Transcribe all of the records word for word, but omit the pictures.

-------- SOURCE DATA --------

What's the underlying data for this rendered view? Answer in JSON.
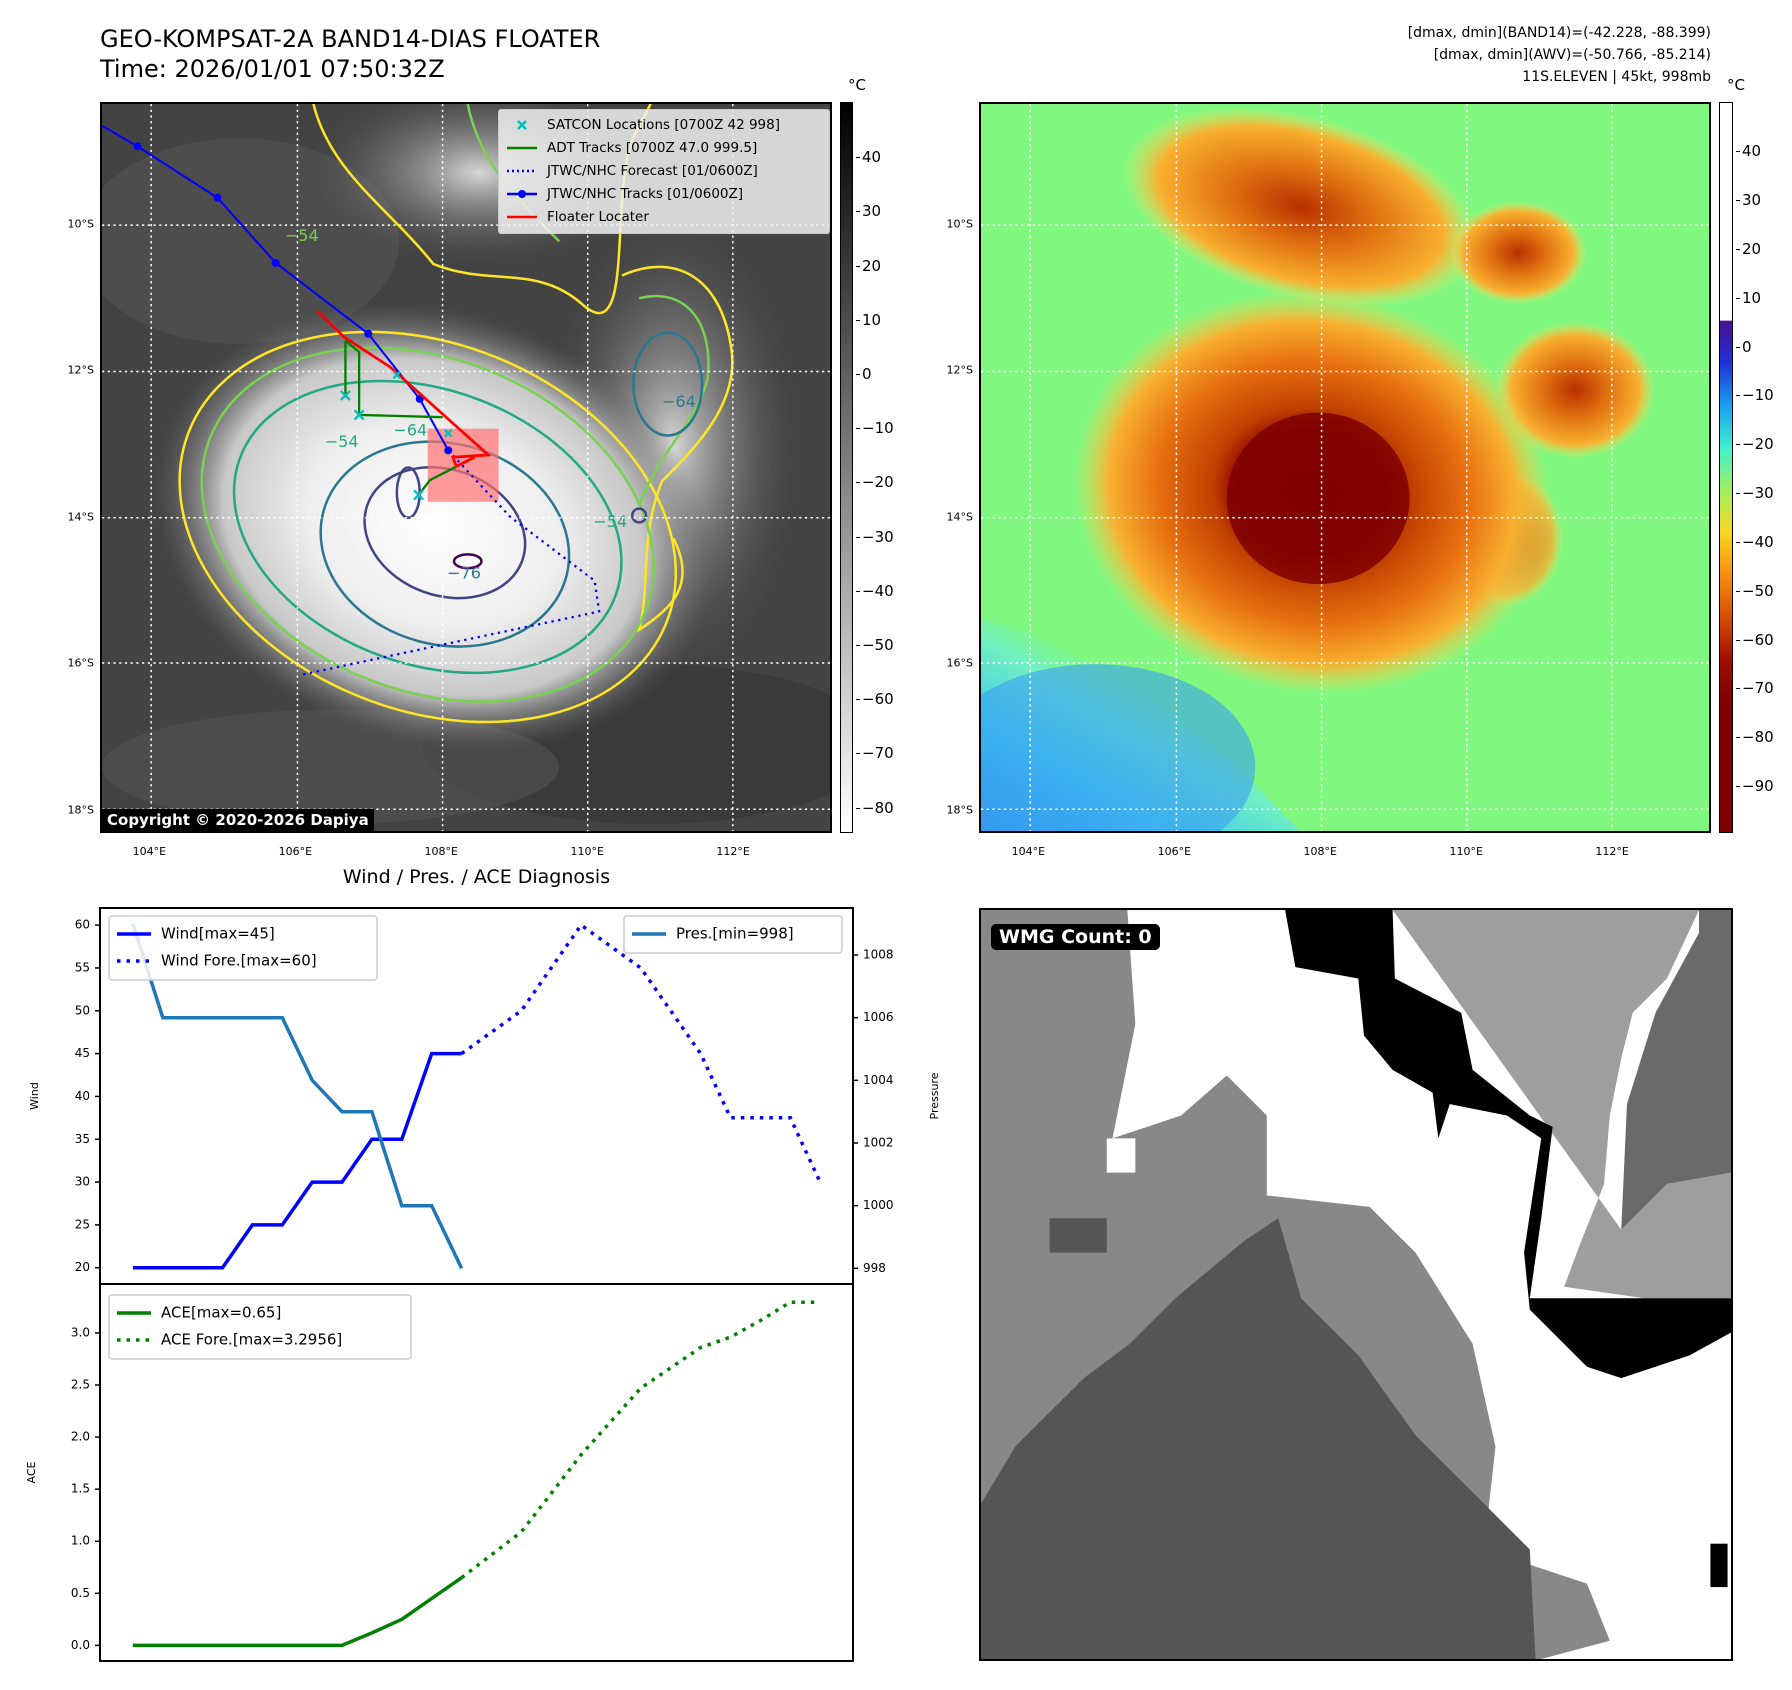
{
  "header": {
    "title": "GEO-KOMPSAT-2A BAND14-DIAS FLOATER",
    "time": "Time: 2026/01/01 07:50:32Z",
    "stats": [
      "[dmax, dmin](BAND14)=(-42.228, -88.399)",
      "[dmax, dmin](AWV)=(-50.766, -85.214)",
      "11S.ELEVEN | 45kt, 998mb"
    ]
  },
  "map_ir": {
    "colorbar_unit": "°C",
    "colorbar_ticks": [
      "40",
      "30",
      "20",
      "10",
      "0",
      "−10",
      "−20",
      "−30",
      "−40",
      "−50",
      "−60",
      "−70",
      "−80"
    ],
    "colorbar_values": [
      40,
      30,
      20,
      10,
      0,
      -10,
      -20,
      -30,
      -40,
      -50,
      -60,
      -70,
      -80
    ],
    "colorbar_range": [
      50.2,
      -84.7
    ],
    "legend": [
      "SATCON Locations [0700Z 42 998]",
      "ADT Tracks [0700Z 47.0 999.5]",
      "JTWC/NHC Forecast [01/0600Z]",
      "JTWC/NHC Tracks [01/0600Z]",
      "Floater Locater"
    ],
    "contour_labels": [
      "−54",
      "−64",
      "−76",
      "−54",
      "−64",
      "−54"
    ],
    "copyright": "Copyright © 2020-2026 Dapiya",
    "colors": {
      "track": "#0000ff",
      "adt": "#008000",
      "floater": "#ff0000",
      "satcon": "#00bfbf"
    }
  },
  "map_color": {
    "colorbar_unit": "°C",
    "colorbar_ticks": [
      "40",
      "30",
      "20",
      "10",
      "0",
      "−10",
      "−20",
      "−30",
      "−40",
      "−50",
      "−60",
      "−70",
      "−80",
      "−90"
    ],
    "colorbar_values": [
      40,
      30,
      20,
      10,
      0,
      -10,
      -20,
      -30,
      -40,
      -50,
      -60,
      -70,
      -80,
      -90
    ],
    "colorbar_range": [
      50.1,
      -99.6
    ]
  },
  "geo": {
    "lat_ticks": [
      {
        "label": "10°S",
        "value": -10
      },
      {
        "label": "12°S",
        "value": -12
      },
      {
        "label": "14°S",
        "value": -14
      },
      {
        "label": "16°S",
        "value": -16
      },
      {
        "label": "18°S",
        "value": -18
      }
    ],
    "lon_ticks": [
      {
        "label": "104°E",
        "value": 104
      },
      {
        "label": "106°E",
        "value": 106
      },
      {
        "label": "108°E",
        "value": 108
      },
      {
        "label": "110°E",
        "value": 110
      },
      {
        "label": "112°E",
        "value": 112
      }
    ]
  },
  "diagnosis": {
    "title": "Wind / Pres. / ACE Diagnosis"
  },
  "chart_data": [
    {
      "type": "line",
      "title": "Wind / Pres. / ACE Diagnosis",
      "ylabel": "Wind",
      "y2label": "Pressure",
      "xlim": [
        -1.1,
        24.1
      ],
      "ylim": [
        18.1,
        62.0
      ],
      "y2lim": [
        997.5,
        1009.5
      ],
      "yticks": [
        20,
        25,
        30,
        35,
        40,
        45,
        50,
        55,
        60
      ],
      "y2ticks": [
        998,
        1000,
        1002,
        1004,
        1006,
        1008
      ],
      "series": [
        {
          "name": "Wind[max=45]",
          "axis": "left",
          "style": "solid",
          "color": "#0000ff",
          "x": [
            0,
            1,
            2,
            3,
            4,
            5,
            6,
            7,
            8,
            9,
            10,
            11
          ],
          "values": [
            20,
            20,
            20,
            20,
            25,
            25,
            30,
            30,
            35,
            35,
            45,
            45
          ]
        },
        {
          "name": "Wind Fore.[max=60]",
          "axis": "left",
          "style": "dotted",
          "color": "#0000ff",
          "x": [
            11,
            13,
            15,
            17,
            19,
            20,
            21,
            22,
            23
          ],
          "values": [
            45,
            50,
            60,
            55,
            45,
            37.5,
            37.5,
            37.5,
            30
          ]
        },
        {
          "name": "Pres.[min=998]",
          "axis": "right",
          "style": "solid",
          "color": "#1f77b4",
          "x": [
            0,
            1,
            2,
            3,
            4,
            5,
            6,
            7,
            8,
            9,
            10,
            11
          ],
          "values": [
            1009,
            1006,
            1006,
            1006,
            1006,
            1006,
            1004,
            1003,
            1003,
            1000,
            1000,
            998
          ]
        }
      ],
      "legend_placement": [
        "upper-left",
        "upper-right"
      ]
    },
    {
      "type": "line",
      "ylabel": "ACE",
      "xlim": [
        -1.1,
        24.1
      ],
      "ylim": [
        -0.15,
        3.47
      ],
      "yticks": [
        0.0,
        0.5,
        1.0,
        1.5,
        2.0,
        2.5,
        3.0
      ],
      "ytick_labels": [
        "0.0",
        "0.5",
        "1.0",
        "1.5",
        "2.0",
        "2.5",
        "3.0"
      ],
      "series": [
        {
          "name": "ACE[max=0.65]",
          "style": "solid",
          "color": "#008000",
          "x": [
            0,
            1,
            2,
            3,
            4,
            5,
            6,
            7,
            8,
            9,
            10,
            11
          ],
          "values": [
            0,
            0,
            0,
            0,
            0,
            0,
            0,
            0,
            0.12,
            0.25,
            0.45,
            0.65
          ]
        },
        {
          "name": "ACE Fore.[max=3.2956]",
          "style": "dotted",
          "color": "#008000",
          "x": [
            11,
            13,
            15,
            17,
            19,
            20,
            21,
            22,
            23
          ],
          "values": [
            0.65,
            1.09,
            1.83,
            2.47,
            2.86,
            2.96,
            3.12,
            3.2956,
            3.2956
          ]
        }
      ],
      "legend_placement": "upper-left"
    }
  ],
  "wmg": {
    "label": "WMG Count: 0"
  }
}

--------

** CORRECT ANSWER **
What's the underlying data for this rendered view? Answer in JSON.
{
  "header": {
    "title": "GEO-KOMPSAT-2A BAND14-DIAS FLOATER",
    "time": "Time: 2026/01/01 07:50:32Z",
    "stats": [
      "[dmax, dmin](BAND14)=(-42.228, -88.399)",
      "[dmax, dmin](AWV)=(-50.766, -85.214)",
      "11S.ELEVEN | 45kt, 998mb"
    ]
  },
  "map_ir": {
    "colorbar_unit": "°C",
    "colorbar_ticks": [
      "40",
      "30",
      "20",
      "10",
      "0",
      "−10",
      "−20",
      "−30",
      "−40",
      "−50",
      "−60",
      "−70",
      "−80"
    ],
    "colorbar_values": [
      40,
      30,
      20,
      10,
      0,
      -10,
      -20,
      -30,
      -40,
      -50,
      -60,
      -70,
      -80
    ],
    "colorbar_range": [
      50.2,
      -84.7
    ],
    "legend": [
      "SATCON Locations [0700Z 42 998]",
      "ADT Tracks [0700Z 47.0 999.5]",
      "JTWC/NHC Forecast [01/0600Z]",
      "JTWC/NHC Tracks [01/0600Z]",
      "Floater Locater"
    ],
    "contour_labels": [
      "−54",
      "−64",
      "−76",
      "−54",
      "−64",
      "−54"
    ],
    "copyright": "Copyright © 2020-2026 Dapiya",
    "colors": {
      "track": "#0000ff",
      "adt": "#008000",
      "floater": "#ff0000",
      "satcon": "#00bfbf"
    }
  },
  "map_color": {
    "colorbar_unit": "°C",
    "colorbar_ticks": [
      "40",
      "30",
      "20",
      "10",
      "0",
      "−10",
      "−20",
      "−30",
      "−40",
      "−50",
      "−60",
      "−70",
      "−80",
      "−90"
    ],
    "colorbar_values": [
      40,
      30,
      20,
      10,
      0,
      -10,
      -20,
      -30,
      -40,
      -50,
      -60,
      -70,
      -80,
      -90
    ],
    "colorbar_range": [
      50.1,
      -99.6
    ]
  },
  "geo": {
    "lat_ticks": [
      {
        "label": "10°S",
        "value": -10
      },
      {
        "label": "12°S",
        "value": -12
      },
      {
        "label": "14°S",
        "value": -14
      },
      {
        "label": "16°S",
        "value": -16
      },
      {
        "label": "18°S",
        "value": -18
      }
    ],
    "lon_ticks": [
      {
        "label": "104°E",
        "value": 104
      },
      {
        "label": "106°E",
        "value": 106
      },
      {
        "label": "108°E",
        "value": 108
      },
      {
        "label": "110°E",
        "value": 110
      },
      {
        "label": "112°E",
        "value": 112
      }
    ]
  },
  "diagnosis": {
    "title": "Wind / Pres. / ACE Diagnosis"
  },
  "chart_data": [
    {
      "type": "line",
      "title": "Wind / Pres. / ACE Diagnosis",
      "ylabel": "Wind",
      "y2label": "Pressure",
      "xlim": [
        -1.1,
        24.1
      ],
      "ylim": [
        18.1,
        62.0
      ],
      "y2lim": [
        997.5,
        1009.5
      ],
      "yticks": [
        20,
        25,
        30,
        35,
        40,
        45,
        50,
        55,
        60
      ],
      "y2ticks": [
        998,
        1000,
        1002,
        1004,
        1006,
        1008
      ],
      "series": [
        {
          "name": "Wind[max=45]",
          "axis": "left",
          "style": "solid",
          "color": "#0000ff",
          "x": [
            0,
            1,
            2,
            3,
            4,
            5,
            6,
            7,
            8,
            9,
            10,
            11
          ],
          "values": [
            20,
            20,
            20,
            20,
            25,
            25,
            30,
            30,
            35,
            35,
            45,
            45
          ]
        },
        {
          "name": "Wind Fore.[max=60]",
          "axis": "left",
          "style": "dotted",
          "color": "#0000ff",
          "x": [
            11,
            13,
            15,
            17,
            19,
            20,
            21,
            22,
            23
          ],
          "values": [
            45,
            50,
            60,
            55,
            45,
            37.5,
            37.5,
            37.5,
            30
          ]
        },
        {
          "name": "Pres.[min=998]",
          "axis": "right",
          "style": "solid",
          "color": "#1f77b4",
          "x": [
            0,
            1,
            2,
            3,
            4,
            5,
            6,
            7,
            8,
            9,
            10,
            11
          ],
          "values": [
            1009,
            1006,
            1006,
            1006,
            1006,
            1006,
            1004,
            1003,
            1003,
            1000,
            1000,
            998
          ]
        }
      ],
      "legend_placement": [
        "upper-left",
        "upper-right"
      ]
    },
    {
      "type": "line",
      "ylabel": "ACE",
      "xlim": [
        -1.1,
        24.1
      ],
      "ylim": [
        -0.15,
        3.47
      ],
      "yticks": [
        0.0,
        0.5,
        1.0,
        1.5,
        2.0,
        2.5,
        3.0
      ],
      "ytick_labels": [
        "0.0",
        "0.5",
        "1.0",
        "1.5",
        "2.0",
        "2.5",
        "3.0"
      ],
      "series": [
        {
          "name": "ACE[max=0.65]",
          "style": "solid",
          "color": "#008000",
          "x": [
            0,
            1,
            2,
            3,
            4,
            5,
            6,
            7,
            8,
            9,
            10,
            11
          ],
          "values": [
            0,
            0,
            0,
            0,
            0,
            0,
            0,
            0,
            0.12,
            0.25,
            0.45,
            0.65
          ]
        },
        {
          "name": "ACE Fore.[max=3.2956]",
          "style": "dotted",
          "color": "#008000",
          "x": [
            11,
            13,
            15,
            17,
            19,
            20,
            21,
            22,
            23
          ],
          "values": [
            0.65,
            1.09,
            1.83,
            2.47,
            2.86,
            2.96,
            3.12,
            3.2956,
            3.2956
          ]
        }
      ],
      "legend_placement": "upper-left"
    }
  ],
  "wmg": {
    "label": "WMG Count: 0"
  }
}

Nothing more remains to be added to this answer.